Records from a collection of figures -
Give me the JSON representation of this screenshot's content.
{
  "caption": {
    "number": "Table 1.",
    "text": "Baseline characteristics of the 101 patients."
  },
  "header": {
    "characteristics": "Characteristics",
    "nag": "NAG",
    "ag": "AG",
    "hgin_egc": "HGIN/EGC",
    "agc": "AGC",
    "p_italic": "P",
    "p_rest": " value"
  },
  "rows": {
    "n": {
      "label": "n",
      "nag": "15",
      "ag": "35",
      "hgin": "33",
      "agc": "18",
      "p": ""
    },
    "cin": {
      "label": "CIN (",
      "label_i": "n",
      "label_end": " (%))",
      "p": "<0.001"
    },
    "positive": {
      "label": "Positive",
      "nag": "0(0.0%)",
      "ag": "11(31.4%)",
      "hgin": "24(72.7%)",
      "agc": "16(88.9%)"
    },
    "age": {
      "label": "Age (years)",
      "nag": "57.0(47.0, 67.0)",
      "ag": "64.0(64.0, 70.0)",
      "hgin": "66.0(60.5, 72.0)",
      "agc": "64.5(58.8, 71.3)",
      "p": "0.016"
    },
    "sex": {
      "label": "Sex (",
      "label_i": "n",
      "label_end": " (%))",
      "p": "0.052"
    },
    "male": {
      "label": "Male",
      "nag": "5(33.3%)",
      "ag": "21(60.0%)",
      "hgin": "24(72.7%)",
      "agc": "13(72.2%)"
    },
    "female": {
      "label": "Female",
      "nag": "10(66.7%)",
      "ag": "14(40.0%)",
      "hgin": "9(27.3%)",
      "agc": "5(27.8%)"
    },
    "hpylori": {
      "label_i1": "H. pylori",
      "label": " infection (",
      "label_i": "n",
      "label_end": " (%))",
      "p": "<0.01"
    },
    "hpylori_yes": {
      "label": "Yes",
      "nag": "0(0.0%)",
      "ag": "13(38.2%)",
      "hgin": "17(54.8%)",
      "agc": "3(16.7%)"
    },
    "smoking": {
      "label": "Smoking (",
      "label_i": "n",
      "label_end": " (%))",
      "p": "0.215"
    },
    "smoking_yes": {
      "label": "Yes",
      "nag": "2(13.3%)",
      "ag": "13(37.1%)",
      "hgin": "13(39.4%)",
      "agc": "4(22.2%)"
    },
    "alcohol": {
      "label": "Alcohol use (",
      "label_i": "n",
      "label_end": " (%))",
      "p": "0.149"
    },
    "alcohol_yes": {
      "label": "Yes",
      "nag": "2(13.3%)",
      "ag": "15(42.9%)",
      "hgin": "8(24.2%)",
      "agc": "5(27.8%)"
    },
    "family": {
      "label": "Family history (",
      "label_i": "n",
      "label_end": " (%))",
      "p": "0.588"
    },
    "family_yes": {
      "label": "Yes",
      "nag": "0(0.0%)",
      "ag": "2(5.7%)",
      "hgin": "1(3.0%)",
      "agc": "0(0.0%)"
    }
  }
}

THE TASK -
Which lines in the data hold the string "characteristics"? Copy each of them.

SOLUTION FOR THIS PROBLEM -
    "text": "Baseline characteristics of the 101 patients."
    "characteristics": "Characteristics",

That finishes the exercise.